▶ **Stored records**
[start]
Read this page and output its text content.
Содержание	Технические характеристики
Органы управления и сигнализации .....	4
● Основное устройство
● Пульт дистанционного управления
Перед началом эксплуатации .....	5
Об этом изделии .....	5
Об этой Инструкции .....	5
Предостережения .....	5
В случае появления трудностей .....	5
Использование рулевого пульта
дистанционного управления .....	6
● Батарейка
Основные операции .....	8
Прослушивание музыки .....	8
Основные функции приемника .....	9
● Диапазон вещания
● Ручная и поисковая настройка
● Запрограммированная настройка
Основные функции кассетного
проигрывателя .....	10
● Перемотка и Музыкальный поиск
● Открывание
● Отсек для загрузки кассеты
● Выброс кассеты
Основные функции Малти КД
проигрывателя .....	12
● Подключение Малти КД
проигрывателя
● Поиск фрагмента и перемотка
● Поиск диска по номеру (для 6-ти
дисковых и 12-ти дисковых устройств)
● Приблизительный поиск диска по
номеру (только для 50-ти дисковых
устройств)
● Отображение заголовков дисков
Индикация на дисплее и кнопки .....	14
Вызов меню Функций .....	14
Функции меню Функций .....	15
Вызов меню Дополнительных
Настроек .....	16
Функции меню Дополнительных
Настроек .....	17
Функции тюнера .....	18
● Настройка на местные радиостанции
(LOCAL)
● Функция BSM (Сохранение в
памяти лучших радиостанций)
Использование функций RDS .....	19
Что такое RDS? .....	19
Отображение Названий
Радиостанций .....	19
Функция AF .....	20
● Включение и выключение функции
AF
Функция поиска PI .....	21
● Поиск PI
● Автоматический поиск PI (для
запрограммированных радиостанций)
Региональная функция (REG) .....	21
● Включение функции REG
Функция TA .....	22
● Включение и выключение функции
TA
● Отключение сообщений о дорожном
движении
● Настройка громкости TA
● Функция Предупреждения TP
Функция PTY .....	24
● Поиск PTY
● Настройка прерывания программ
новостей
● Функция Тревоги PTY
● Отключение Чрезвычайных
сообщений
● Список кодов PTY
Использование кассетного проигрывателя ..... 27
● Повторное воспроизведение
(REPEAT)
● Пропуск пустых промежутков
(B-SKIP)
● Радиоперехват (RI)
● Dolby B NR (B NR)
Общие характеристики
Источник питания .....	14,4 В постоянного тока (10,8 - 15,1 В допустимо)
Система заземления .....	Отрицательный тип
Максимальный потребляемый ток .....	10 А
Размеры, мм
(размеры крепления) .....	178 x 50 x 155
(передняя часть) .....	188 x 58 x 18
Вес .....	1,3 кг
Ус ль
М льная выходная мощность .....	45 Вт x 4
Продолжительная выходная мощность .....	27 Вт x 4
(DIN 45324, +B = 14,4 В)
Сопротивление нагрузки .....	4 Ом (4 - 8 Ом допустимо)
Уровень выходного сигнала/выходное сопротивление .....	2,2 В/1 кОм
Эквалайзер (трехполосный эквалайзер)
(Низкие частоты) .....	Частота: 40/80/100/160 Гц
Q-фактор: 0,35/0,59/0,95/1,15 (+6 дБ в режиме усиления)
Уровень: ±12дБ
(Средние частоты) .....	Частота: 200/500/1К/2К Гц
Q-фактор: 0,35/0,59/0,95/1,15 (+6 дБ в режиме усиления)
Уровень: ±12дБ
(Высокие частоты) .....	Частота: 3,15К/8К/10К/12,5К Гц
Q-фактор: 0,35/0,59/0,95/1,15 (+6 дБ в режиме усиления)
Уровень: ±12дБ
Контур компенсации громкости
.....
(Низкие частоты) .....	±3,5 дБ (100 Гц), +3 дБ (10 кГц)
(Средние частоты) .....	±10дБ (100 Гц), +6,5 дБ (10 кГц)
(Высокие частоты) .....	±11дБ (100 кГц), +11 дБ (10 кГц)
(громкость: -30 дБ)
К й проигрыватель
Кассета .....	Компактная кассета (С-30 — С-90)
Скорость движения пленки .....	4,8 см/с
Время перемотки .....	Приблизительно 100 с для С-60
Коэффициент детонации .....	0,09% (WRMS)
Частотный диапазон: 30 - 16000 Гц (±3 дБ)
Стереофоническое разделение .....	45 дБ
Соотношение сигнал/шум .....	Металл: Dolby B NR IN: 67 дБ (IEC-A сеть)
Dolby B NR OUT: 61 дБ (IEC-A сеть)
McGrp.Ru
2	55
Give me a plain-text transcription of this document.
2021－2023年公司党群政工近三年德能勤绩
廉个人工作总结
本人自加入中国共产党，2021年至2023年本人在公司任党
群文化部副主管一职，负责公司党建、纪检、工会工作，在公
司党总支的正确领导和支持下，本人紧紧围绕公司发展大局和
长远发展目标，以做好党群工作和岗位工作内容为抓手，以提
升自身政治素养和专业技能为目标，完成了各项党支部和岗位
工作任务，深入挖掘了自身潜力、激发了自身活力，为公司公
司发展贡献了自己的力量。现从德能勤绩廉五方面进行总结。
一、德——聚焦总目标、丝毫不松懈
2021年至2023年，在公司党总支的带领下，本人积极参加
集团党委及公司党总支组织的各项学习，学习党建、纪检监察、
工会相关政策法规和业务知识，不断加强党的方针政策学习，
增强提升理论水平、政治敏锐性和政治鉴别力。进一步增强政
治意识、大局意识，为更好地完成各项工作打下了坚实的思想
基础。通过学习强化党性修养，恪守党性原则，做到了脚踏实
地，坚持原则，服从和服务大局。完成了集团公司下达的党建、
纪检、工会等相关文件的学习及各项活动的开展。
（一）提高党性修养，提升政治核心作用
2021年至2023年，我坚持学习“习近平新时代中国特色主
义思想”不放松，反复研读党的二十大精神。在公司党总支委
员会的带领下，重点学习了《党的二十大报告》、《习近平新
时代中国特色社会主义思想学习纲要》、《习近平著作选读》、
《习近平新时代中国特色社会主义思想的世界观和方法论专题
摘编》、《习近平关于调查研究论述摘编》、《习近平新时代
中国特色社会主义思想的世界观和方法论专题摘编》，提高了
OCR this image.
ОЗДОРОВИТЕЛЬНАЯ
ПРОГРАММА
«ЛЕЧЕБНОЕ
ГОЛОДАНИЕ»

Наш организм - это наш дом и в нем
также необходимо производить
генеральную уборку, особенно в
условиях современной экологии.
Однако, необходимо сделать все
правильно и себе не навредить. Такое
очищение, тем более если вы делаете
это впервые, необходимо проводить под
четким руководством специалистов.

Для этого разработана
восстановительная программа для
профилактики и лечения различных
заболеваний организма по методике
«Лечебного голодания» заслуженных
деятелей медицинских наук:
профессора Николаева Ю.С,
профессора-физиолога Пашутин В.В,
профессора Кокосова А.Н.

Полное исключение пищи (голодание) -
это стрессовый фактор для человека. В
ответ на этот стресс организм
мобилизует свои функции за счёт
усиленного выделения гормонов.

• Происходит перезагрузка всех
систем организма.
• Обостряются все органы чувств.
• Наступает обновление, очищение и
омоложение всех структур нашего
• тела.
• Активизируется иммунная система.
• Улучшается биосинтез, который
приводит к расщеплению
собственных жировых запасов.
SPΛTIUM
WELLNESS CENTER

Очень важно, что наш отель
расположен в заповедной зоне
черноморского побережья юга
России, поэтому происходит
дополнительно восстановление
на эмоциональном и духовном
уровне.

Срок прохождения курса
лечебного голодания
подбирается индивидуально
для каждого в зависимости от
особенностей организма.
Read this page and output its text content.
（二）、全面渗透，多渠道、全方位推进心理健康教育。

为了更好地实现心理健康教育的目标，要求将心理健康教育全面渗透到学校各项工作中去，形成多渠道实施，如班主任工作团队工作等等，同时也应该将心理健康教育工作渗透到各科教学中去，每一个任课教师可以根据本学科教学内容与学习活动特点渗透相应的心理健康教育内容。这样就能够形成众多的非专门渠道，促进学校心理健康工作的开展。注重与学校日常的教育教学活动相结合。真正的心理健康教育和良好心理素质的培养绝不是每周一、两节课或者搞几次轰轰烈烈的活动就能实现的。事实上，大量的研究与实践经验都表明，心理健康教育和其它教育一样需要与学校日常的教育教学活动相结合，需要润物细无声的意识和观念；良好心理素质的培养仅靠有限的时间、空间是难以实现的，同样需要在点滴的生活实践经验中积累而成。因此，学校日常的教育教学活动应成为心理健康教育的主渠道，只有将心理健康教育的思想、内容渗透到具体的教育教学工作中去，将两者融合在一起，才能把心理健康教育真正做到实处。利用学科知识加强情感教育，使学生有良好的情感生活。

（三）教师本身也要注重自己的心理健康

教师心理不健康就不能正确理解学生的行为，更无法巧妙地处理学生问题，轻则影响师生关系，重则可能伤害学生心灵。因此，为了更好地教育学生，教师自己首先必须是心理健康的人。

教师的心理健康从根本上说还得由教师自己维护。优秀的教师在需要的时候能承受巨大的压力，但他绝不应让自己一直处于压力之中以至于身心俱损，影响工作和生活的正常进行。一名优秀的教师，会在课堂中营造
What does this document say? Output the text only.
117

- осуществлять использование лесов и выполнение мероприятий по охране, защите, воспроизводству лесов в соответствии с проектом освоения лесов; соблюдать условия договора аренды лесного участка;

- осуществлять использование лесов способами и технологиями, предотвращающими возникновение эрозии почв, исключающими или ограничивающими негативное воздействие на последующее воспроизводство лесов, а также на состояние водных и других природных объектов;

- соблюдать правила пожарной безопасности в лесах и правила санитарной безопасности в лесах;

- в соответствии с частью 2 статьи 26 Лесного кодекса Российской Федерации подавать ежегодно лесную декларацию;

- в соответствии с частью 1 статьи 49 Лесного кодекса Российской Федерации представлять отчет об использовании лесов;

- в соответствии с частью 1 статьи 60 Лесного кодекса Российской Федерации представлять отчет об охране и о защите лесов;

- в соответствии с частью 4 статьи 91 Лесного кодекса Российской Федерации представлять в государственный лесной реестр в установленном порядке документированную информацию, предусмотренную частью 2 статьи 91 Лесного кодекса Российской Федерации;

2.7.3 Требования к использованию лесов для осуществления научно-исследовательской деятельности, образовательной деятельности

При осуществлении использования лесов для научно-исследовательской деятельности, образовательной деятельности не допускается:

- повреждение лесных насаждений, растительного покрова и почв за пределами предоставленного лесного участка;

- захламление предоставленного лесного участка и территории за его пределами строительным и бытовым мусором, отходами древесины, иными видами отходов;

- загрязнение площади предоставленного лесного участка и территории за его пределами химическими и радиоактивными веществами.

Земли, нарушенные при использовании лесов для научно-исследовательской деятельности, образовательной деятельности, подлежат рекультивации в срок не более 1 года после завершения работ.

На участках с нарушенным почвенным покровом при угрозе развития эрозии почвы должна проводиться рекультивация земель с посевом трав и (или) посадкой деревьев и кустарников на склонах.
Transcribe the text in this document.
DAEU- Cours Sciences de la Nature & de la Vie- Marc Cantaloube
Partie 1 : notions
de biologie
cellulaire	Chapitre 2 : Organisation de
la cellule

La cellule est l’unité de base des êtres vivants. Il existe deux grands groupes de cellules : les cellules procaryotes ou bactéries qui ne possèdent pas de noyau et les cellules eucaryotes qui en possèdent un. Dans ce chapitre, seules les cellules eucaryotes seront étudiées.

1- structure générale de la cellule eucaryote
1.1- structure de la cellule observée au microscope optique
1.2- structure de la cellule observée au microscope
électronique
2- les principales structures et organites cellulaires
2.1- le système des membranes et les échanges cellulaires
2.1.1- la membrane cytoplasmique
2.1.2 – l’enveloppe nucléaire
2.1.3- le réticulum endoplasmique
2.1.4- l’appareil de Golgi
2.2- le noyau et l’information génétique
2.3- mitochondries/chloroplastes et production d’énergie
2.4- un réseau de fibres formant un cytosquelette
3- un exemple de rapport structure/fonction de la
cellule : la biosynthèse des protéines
[end]
▶ **WHAT TO PRODUCE**
From the listing above, copy every line that includes the word "Вызов".

▶ **SOLUTION FOR THIS PROBLEM**
Вызов меню Функций .....	14
Вызов меню Дополнительных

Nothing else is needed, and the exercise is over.